» **BRIEF**
Pick out each line in these entries that contains the string "bottom".

#### ITEMS ####

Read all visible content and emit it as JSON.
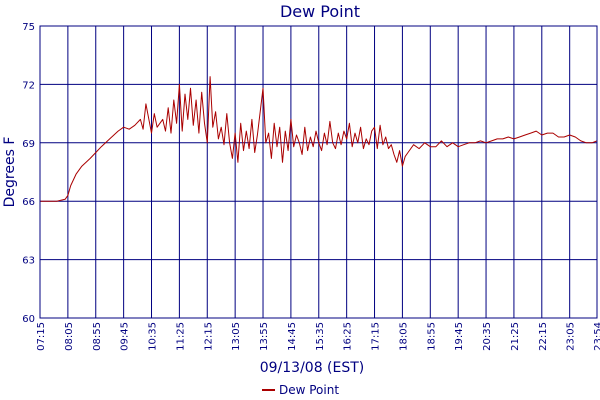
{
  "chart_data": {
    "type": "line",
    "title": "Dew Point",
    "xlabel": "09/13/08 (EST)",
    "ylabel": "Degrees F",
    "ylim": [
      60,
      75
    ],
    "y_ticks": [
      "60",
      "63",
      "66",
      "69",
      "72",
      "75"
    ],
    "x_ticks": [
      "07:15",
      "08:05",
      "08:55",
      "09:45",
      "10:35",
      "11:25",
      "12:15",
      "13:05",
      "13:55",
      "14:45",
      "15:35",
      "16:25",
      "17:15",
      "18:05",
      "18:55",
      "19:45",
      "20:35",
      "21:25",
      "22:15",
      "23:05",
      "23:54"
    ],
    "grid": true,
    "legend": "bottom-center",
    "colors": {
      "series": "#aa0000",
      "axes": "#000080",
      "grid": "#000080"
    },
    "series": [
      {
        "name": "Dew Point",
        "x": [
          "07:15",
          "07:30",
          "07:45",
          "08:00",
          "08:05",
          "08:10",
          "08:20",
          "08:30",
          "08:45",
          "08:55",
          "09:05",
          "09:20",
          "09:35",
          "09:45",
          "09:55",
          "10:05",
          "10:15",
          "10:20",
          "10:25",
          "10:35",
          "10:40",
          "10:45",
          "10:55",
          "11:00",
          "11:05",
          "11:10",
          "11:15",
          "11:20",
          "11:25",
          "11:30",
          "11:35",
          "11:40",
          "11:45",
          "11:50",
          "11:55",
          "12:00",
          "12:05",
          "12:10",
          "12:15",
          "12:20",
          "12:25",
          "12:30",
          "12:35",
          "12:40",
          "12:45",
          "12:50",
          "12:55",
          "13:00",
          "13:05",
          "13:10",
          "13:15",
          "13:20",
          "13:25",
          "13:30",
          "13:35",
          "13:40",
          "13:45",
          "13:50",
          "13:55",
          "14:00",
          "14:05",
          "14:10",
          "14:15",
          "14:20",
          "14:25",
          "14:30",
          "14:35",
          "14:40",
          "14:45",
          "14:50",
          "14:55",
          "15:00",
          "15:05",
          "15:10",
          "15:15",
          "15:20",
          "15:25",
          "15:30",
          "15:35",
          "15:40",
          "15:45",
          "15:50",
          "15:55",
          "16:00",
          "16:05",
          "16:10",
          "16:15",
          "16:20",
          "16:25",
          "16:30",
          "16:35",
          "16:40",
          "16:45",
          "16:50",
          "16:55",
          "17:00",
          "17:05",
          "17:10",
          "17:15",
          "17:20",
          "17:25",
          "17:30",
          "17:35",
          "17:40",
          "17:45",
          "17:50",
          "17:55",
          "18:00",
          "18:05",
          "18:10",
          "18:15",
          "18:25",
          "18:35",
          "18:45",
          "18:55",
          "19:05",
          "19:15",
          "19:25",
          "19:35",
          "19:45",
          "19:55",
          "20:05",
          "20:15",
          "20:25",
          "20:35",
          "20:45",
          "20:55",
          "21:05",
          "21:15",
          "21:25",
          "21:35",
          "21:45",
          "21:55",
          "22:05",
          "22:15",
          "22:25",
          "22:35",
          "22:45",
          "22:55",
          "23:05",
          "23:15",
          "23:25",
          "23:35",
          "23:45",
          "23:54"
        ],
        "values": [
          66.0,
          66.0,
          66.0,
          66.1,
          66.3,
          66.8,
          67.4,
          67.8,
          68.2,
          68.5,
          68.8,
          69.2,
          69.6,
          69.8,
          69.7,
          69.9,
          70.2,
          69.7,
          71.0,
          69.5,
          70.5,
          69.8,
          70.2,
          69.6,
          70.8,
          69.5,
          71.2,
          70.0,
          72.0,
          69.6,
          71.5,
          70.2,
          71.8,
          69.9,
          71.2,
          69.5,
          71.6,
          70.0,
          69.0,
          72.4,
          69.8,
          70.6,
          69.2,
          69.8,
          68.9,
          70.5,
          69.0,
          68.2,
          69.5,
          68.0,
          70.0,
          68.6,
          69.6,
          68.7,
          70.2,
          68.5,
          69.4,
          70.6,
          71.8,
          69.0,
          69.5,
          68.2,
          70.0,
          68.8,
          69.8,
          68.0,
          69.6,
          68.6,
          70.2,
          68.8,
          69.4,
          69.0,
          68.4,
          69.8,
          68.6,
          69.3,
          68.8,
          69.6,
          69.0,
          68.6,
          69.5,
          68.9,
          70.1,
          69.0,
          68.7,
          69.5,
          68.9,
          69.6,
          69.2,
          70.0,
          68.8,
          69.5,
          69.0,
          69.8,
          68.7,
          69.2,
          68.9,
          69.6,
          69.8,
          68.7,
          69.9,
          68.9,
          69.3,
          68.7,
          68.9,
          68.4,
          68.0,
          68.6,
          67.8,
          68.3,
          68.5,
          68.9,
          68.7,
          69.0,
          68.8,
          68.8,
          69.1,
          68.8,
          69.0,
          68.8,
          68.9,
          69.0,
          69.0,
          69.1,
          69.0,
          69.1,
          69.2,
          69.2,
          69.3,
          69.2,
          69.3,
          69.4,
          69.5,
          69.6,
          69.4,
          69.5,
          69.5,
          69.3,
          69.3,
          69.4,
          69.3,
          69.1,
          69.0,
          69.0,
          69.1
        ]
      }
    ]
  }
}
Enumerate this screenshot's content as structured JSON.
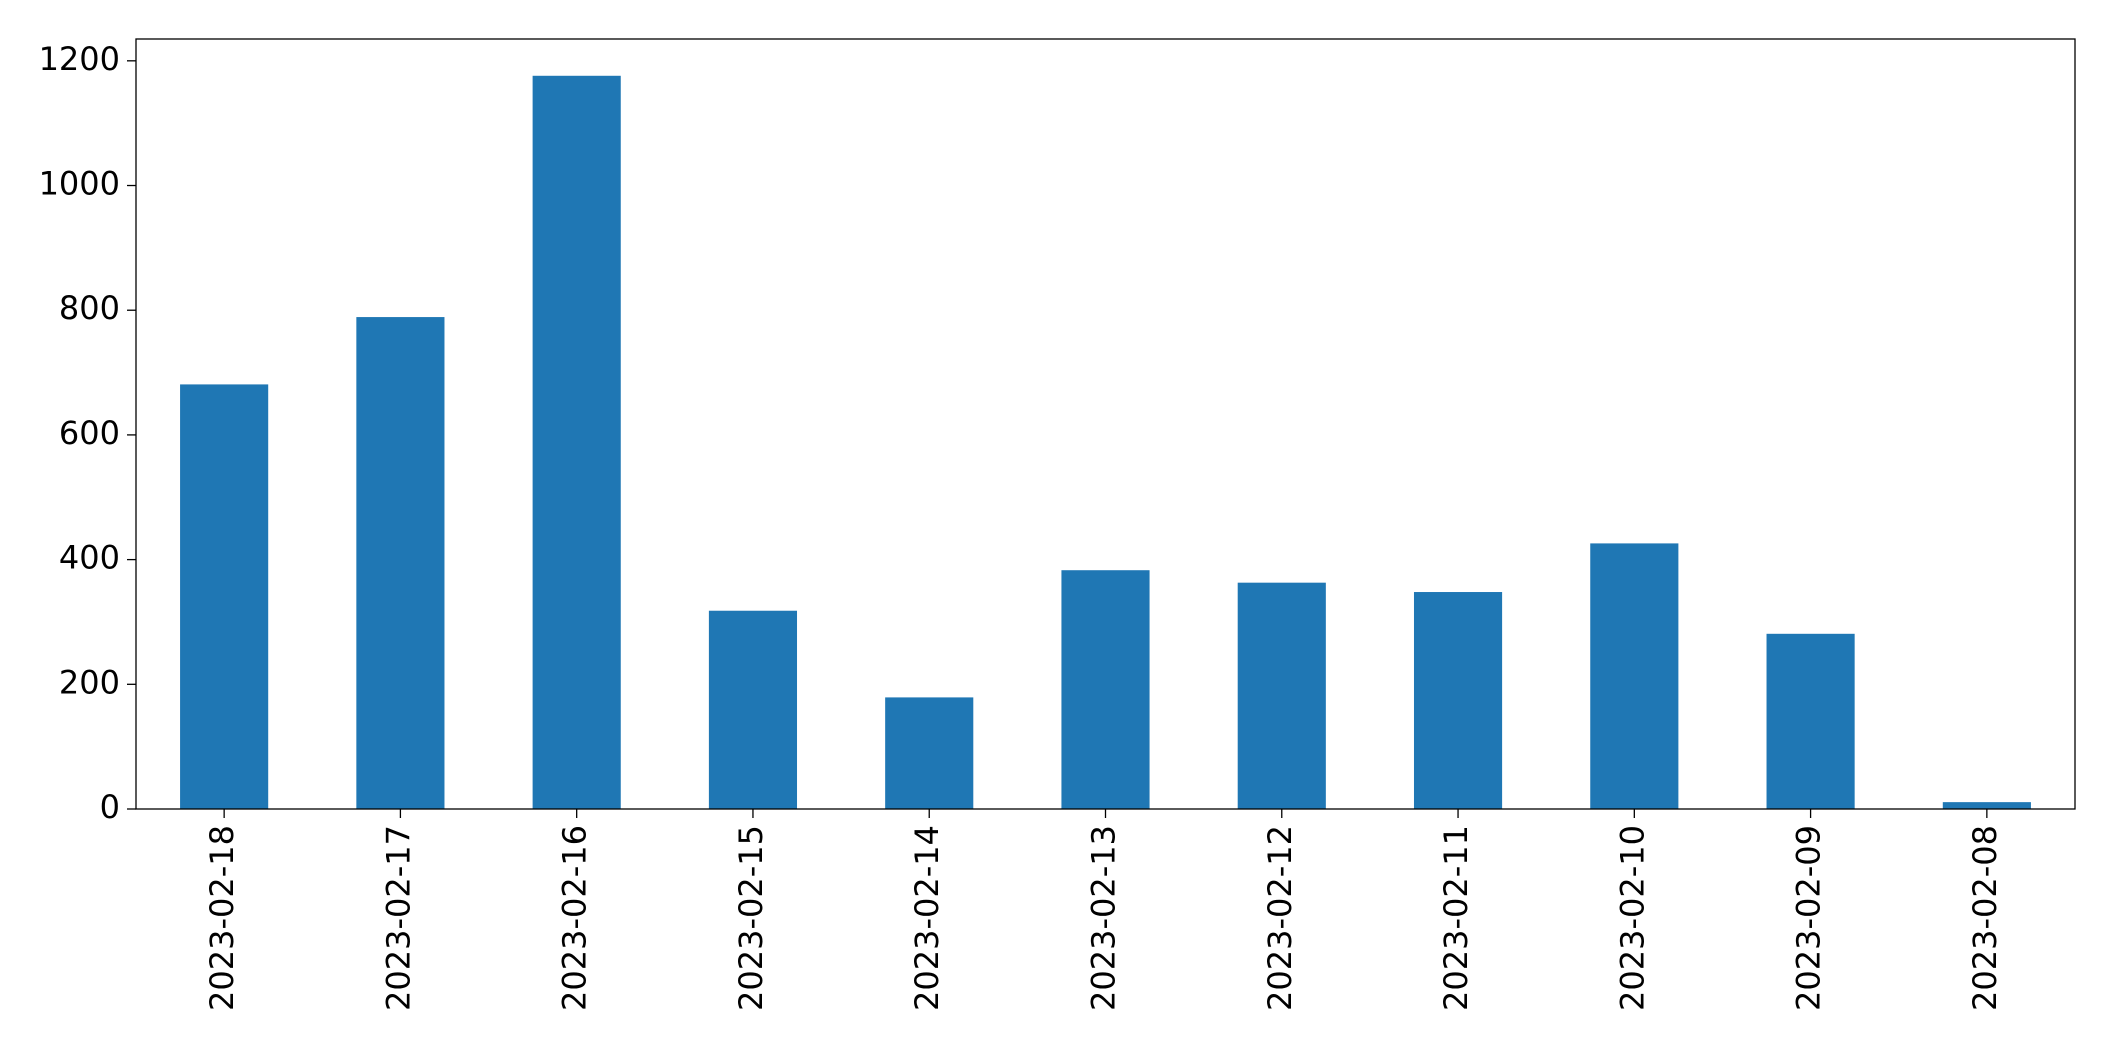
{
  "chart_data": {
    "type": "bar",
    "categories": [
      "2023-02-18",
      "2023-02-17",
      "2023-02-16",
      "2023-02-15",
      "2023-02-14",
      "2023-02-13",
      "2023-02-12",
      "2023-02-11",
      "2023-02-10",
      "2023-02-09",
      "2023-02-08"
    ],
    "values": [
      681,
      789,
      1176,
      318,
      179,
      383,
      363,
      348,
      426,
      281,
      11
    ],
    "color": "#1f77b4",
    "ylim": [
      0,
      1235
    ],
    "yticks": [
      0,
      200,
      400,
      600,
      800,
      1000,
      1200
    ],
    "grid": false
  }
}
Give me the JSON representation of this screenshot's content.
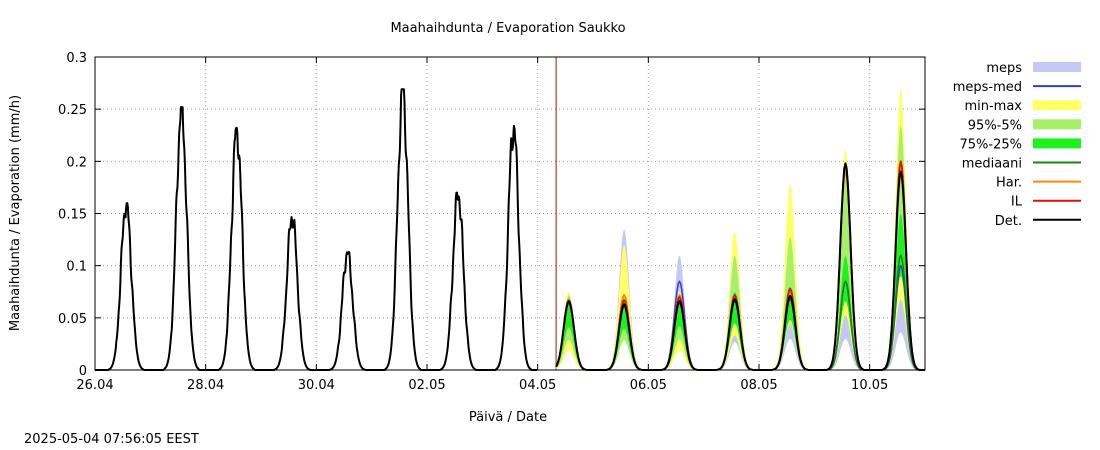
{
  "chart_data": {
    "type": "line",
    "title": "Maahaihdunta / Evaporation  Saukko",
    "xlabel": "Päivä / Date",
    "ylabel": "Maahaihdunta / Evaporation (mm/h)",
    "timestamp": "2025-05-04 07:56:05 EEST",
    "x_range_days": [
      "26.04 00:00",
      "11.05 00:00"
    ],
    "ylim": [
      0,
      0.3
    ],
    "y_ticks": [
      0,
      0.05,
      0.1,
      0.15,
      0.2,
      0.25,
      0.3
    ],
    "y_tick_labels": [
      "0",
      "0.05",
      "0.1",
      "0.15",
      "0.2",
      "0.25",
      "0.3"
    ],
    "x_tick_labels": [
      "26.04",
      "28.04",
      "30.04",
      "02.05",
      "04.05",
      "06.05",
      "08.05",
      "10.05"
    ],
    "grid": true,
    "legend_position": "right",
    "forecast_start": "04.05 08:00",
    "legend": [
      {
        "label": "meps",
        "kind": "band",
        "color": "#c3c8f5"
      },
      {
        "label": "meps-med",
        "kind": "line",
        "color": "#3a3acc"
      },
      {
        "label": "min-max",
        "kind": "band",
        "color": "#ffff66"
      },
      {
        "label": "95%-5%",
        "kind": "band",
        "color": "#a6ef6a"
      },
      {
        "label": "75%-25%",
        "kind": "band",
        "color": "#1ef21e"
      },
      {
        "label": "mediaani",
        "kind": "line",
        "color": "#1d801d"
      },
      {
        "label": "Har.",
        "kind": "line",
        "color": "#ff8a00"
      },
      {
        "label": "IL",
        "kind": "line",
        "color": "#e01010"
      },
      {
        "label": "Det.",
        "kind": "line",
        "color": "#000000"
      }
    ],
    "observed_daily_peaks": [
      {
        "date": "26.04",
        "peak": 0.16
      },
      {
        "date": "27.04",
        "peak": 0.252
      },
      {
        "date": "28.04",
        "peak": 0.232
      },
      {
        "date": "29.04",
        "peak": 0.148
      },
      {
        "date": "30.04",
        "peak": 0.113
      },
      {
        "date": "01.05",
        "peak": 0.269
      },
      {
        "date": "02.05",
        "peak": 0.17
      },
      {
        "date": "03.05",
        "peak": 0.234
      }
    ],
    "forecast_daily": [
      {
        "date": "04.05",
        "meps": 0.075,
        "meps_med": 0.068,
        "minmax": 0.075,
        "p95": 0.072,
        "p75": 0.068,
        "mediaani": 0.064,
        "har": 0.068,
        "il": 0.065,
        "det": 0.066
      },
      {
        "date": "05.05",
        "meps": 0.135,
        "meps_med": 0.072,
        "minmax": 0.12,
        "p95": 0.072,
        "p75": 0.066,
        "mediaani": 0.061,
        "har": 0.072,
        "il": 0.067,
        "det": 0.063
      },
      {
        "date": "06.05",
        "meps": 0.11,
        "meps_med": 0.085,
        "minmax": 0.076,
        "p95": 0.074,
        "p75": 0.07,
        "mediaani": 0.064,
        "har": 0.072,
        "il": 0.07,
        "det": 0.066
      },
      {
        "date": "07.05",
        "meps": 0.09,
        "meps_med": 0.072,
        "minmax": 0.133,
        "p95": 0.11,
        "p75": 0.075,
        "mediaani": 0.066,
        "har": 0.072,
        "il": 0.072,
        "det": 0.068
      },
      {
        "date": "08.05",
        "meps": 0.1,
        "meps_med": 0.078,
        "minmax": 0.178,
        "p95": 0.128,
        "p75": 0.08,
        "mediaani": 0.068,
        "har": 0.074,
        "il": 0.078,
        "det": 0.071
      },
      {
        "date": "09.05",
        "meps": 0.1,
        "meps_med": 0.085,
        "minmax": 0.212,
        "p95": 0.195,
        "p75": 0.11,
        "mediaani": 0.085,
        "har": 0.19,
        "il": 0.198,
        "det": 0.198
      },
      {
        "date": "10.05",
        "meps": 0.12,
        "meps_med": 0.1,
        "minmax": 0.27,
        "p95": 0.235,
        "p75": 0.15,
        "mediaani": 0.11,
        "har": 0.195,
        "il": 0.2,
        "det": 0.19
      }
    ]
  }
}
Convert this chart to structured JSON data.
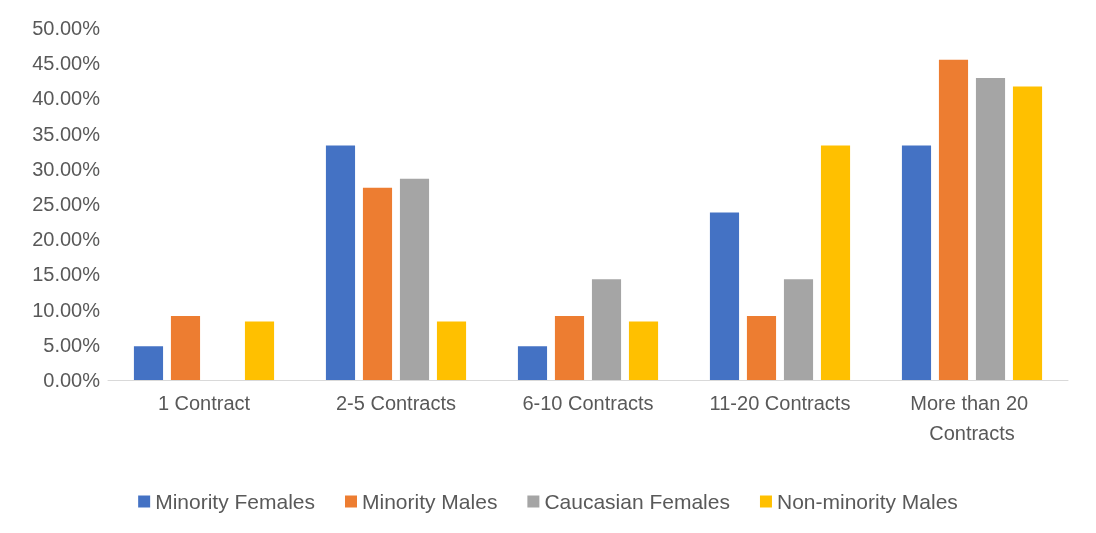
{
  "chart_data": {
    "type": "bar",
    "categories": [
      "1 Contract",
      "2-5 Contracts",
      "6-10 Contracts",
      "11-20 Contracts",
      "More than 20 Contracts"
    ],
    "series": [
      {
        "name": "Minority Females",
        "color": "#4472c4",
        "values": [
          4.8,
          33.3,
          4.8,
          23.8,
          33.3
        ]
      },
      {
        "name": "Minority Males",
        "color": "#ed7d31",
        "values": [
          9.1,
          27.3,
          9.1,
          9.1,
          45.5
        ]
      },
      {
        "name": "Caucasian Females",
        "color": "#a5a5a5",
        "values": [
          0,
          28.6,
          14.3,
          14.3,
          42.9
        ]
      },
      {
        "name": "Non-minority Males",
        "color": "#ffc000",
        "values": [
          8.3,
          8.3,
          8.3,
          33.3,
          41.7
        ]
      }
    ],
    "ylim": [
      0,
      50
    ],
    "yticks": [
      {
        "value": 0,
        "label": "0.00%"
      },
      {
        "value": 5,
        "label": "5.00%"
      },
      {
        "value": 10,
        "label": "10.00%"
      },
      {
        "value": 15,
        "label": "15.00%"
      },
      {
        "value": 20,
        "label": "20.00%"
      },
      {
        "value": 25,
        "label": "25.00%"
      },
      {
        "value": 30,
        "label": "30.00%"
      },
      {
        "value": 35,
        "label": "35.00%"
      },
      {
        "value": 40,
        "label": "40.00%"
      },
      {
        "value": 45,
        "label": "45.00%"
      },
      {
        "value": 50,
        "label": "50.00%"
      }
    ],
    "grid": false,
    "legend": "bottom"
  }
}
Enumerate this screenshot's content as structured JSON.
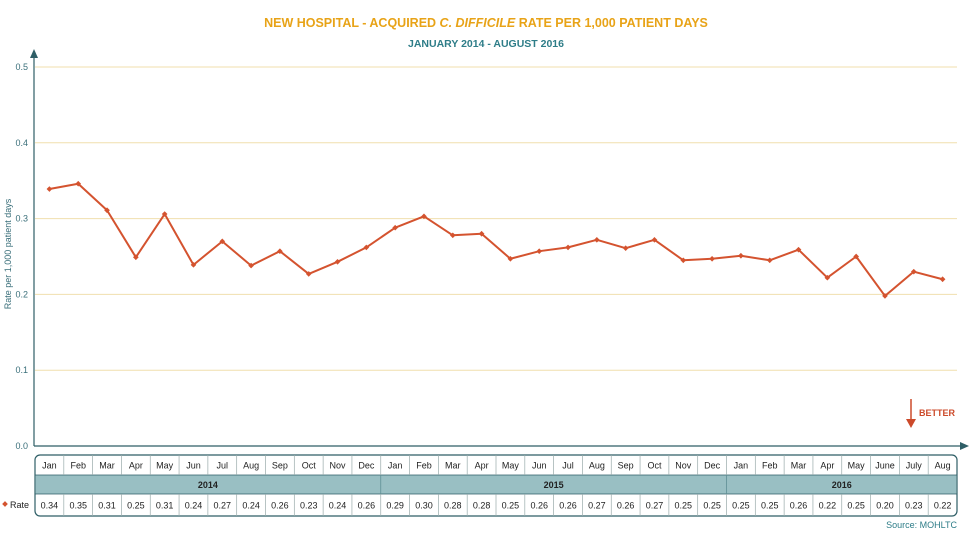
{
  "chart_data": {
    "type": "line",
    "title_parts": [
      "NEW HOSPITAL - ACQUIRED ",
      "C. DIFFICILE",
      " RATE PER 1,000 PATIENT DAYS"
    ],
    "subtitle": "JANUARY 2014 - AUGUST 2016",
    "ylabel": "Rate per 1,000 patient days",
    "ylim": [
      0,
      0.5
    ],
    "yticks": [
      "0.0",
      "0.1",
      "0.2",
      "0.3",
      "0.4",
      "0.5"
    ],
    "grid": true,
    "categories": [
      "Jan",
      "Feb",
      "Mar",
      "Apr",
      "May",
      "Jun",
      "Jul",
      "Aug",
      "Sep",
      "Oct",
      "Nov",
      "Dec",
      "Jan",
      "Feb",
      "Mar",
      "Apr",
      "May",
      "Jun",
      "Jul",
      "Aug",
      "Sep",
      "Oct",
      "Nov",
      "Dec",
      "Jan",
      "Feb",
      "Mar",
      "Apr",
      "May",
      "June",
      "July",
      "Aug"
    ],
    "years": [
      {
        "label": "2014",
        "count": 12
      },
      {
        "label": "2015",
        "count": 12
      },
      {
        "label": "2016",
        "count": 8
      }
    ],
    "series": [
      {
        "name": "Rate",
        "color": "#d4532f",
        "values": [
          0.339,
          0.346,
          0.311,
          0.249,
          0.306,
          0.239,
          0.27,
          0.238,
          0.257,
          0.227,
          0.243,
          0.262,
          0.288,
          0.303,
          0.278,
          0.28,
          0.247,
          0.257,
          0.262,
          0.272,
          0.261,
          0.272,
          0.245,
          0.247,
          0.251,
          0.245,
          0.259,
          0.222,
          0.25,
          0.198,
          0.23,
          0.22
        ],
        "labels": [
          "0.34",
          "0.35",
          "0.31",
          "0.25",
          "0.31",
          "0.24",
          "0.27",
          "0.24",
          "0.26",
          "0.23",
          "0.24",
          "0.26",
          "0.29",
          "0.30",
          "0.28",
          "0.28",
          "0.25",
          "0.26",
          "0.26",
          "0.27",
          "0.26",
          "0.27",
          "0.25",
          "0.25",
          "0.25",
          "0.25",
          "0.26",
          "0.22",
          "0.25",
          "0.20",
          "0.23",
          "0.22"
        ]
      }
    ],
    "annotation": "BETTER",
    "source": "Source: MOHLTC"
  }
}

####

» **EXERCISE RESPONSE**
    "legend": "bottom-center",
    "legend": "bottom"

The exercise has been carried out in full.